▶ _The task_
Determine the number of lines that have the string "xlabel" in them, and give only that number.

########

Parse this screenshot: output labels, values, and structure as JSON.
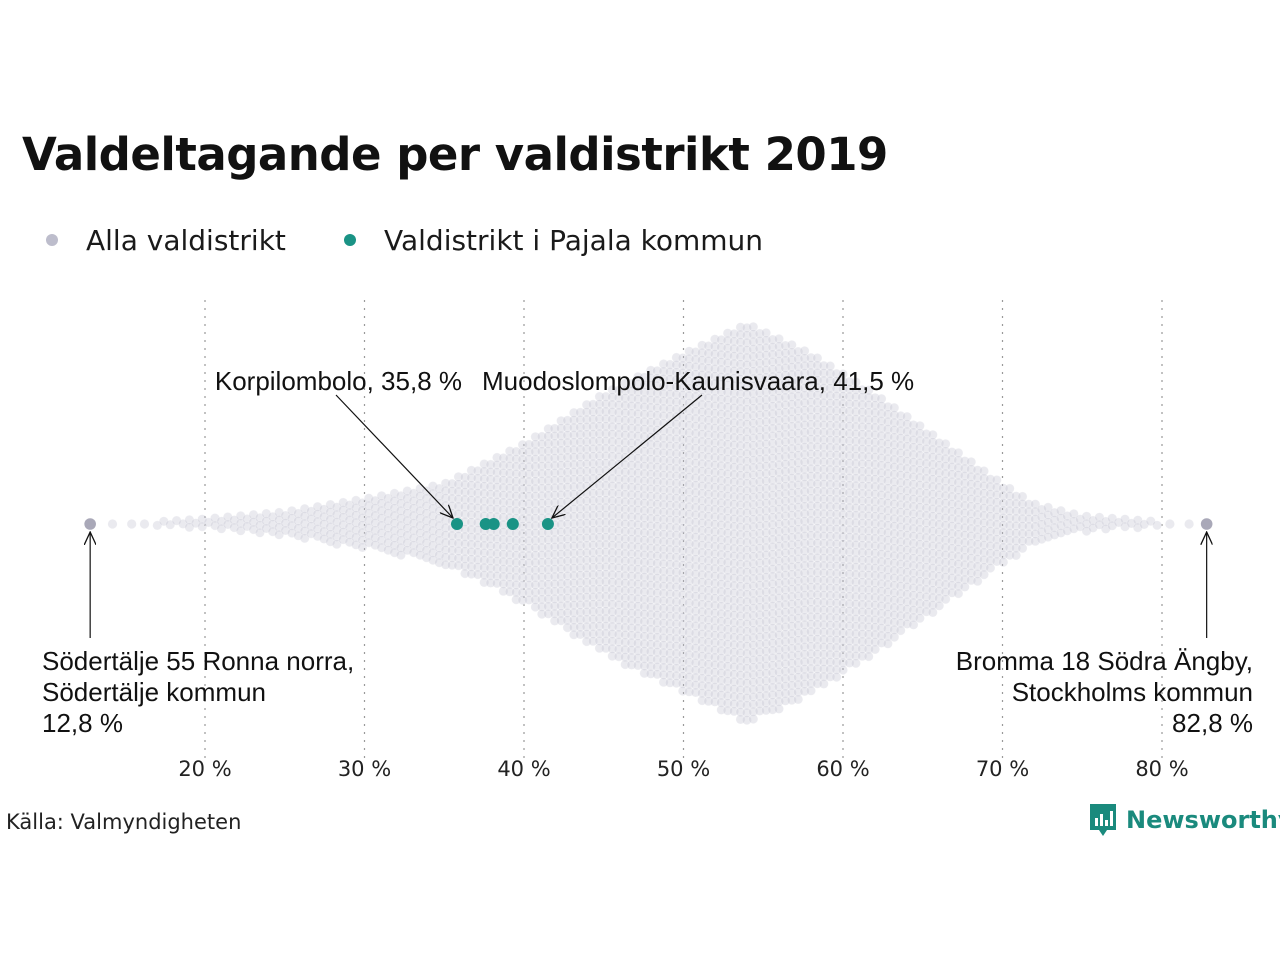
{
  "chart_data": {
    "type": "scatter",
    "subtype": "beeswarm",
    "title": "Valdeltagande per valdistrikt 2019",
    "xlabel": "",
    "ylabel": "",
    "xlim": [
      12,
      84
    ],
    "x_ticks": [
      20,
      30,
      40,
      50,
      60,
      70,
      80
    ],
    "x_tick_labels": [
      "20 %",
      "30 %",
      "40 %",
      "50 %",
      "60 %",
      "70 %",
      "80 %"
    ],
    "grid": "vertical dotted at ticks",
    "legend_position": "top-left",
    "series": [
      {
        "name": "Alla valdistrikt",
        "color": "#bdbdcc",
        "distribution": "approx. 6300 districts, peak near 54 %, range 12,8–82,8 %",
        "min": 12.8,
        "max": 82.8,
        "peak": 54
      },
      {
        "name": "Valdistrikt i Pajala kommun",
        "color": "#1a9385",
        "values": [
          35.8,
          37.6,
          38.1,
          39.3,
          41.5
        ]
      }
    ],
    "annotations": [
      {
        "x": 35.8,
        "lines": [
          "Korpilombolo, 35,8 %"
        ],
        "position": "above"
      },
      {
        "x": 41.5,
        "lines": [
          "Muodoslompolo-Kaunisvaara, 41,5 %"
        ],
        "position": "above"
      },
      {
        "x": 12.8,
        "lines": [
          "Södertälje 55 Ronna norra,",
          "Södertälje kommun",
          "12,8 %"
        ],
        "position": "below-left"
      },
      {
        "x": 82.8,
        "lines": [
          "Bromma 18 Södra Ängby,",
          "Stockholms kommun",
          "82,8 %"
        ],
        "position": "below-right"
      }
    ],
    "source": "Källa: Valmyndigheten",
    "brand": "Newsworthy"
  }
}
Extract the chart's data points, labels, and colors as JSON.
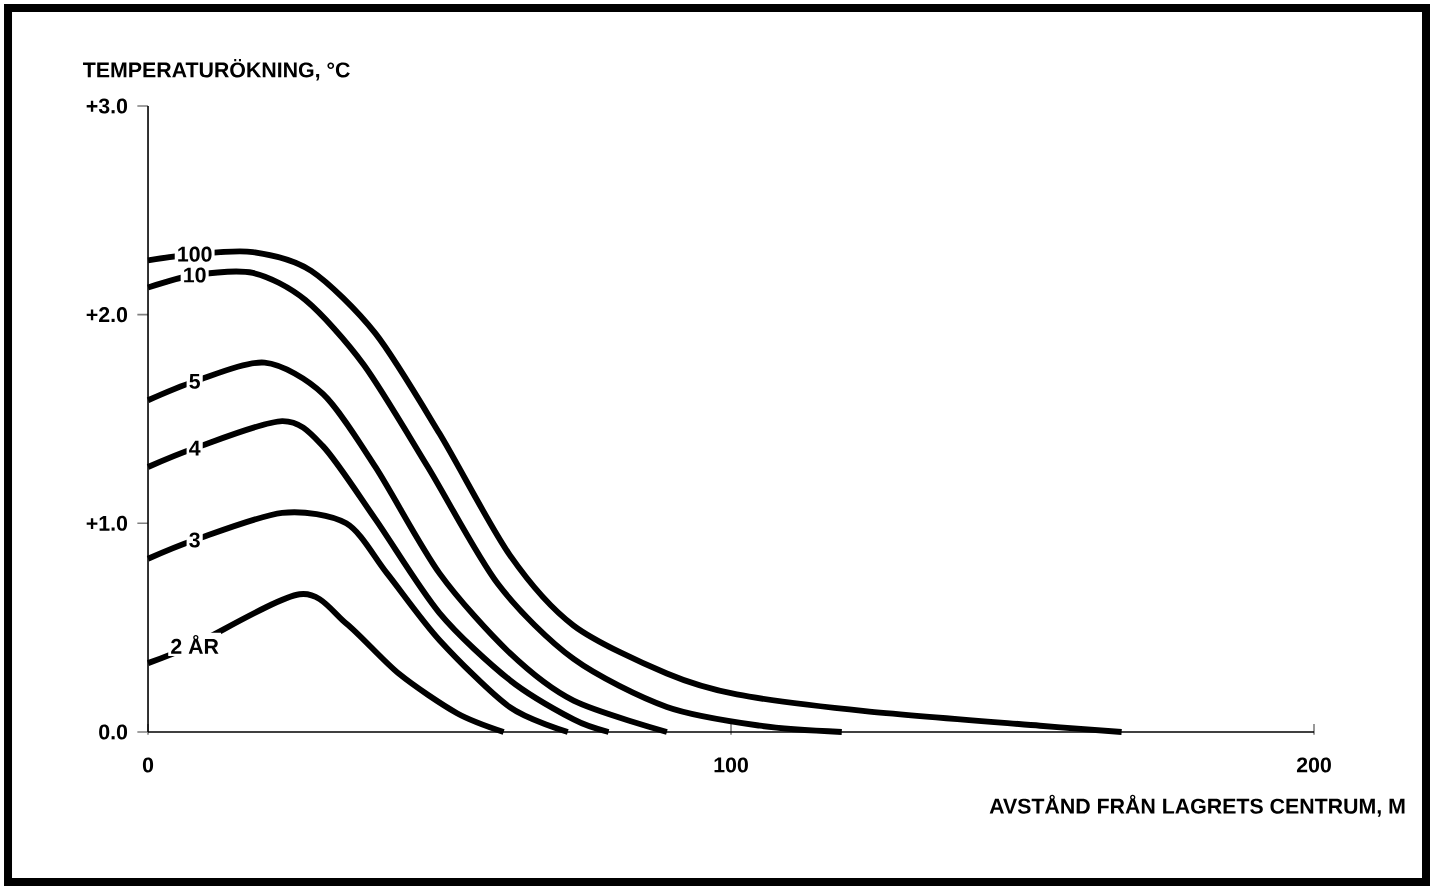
{
  "chart_data": {
    "type": "line",
    "xlabel": "AVSTÅND FRÅN LAGRETS CENTRUM, M",
    "ylabel": "TEMPERATURÖKNING, °C",
    "xlim": [
      0,
      200
    ],
    "ylim": [
      0,
      3
    ],
    "xticks": [
      0,
      100,
      200
    ],
    "yticks": [
      {
        "value": 0,
        "label": "0.0"
      },
      {
        "value": 1,
        "label": "+1.0"
      },
      {
        "value": 2,
        "label": "+2.0"
      },
      {
        "value": 3,
        "label": "+3.0"
      }
    ],
    "series": [
      {
        "name": "100",
        "color": "#000000",
        "x": [
          0,
          8,
          18,
          28,
          39,
          50,
          62,
          73,
          89,
          101,
          123,
          153,
          167
        ],
        "values": [
          2.26,
          2.29,
          2.3,
          2.21,
          1.91,
          1.43,
          0.85,
          0.51,
          0.28,
          0.18,
          0.1,
          0.03,
          0
        ]
      },
      {
        "name": "10",
        "color": "#000000",
        "x": [
          0,
          8,
          18,
          27,
          37,
          48,
          60,
          73,
          89,
          105,
          119
        ],
        "values": [
          2.13,
          2.19,
          2.2,
          2.07,
          1.76,
          1.27,
          0.71,
          0.35,
          0.12,
          0.03,
          0
        ]
      },
      {
        "name": "5",
        "color": "#000000",
        "x": [
          0,
          8,
          20,
          30,
          39,
          50,
          62,
          73,
          89
        ],
        "values": [
          1.59,
          1.68,
          1.77,
          1.62,
          1.27,
          0.76,
          0.38,
          0.15,
          0
        ]
      },
      {
        "name": "4",
        "color": "#000000",
        "x": [
          0,
          8,
          23,
          30,
          39,
          50,
          62,
          73,
          79
        ],
        "values": [
          1.27,
          1.36,
          1.49,
          1.37,
          1.02,
          0.57,
          0.25,
          0.06,
          0
        ]
      },
      {
        "name": "3",
        "color": "#000000",
        "x": [
          0,
          8,
          23,
          34,
          41,
          50,
          62,
          72
        ],
        "values": [
          0.83,
          0.92,
          1.05,
          1.0,
          0.76,
          0.44,
          0.12,
          0
        ]
      },
      {
        "name": "2 ÅR",
        "color": "#000000",
        "x": [
          0,
          8,
          26,
          34,
          43,
          53,
          61
        ],
        "values": [
          0.33,
          0.42,
          0.66,
          0.52,
          0.28,
          0.09,
          0
        ]
      }
    ]
  }
}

########

▶ _Written answer_
2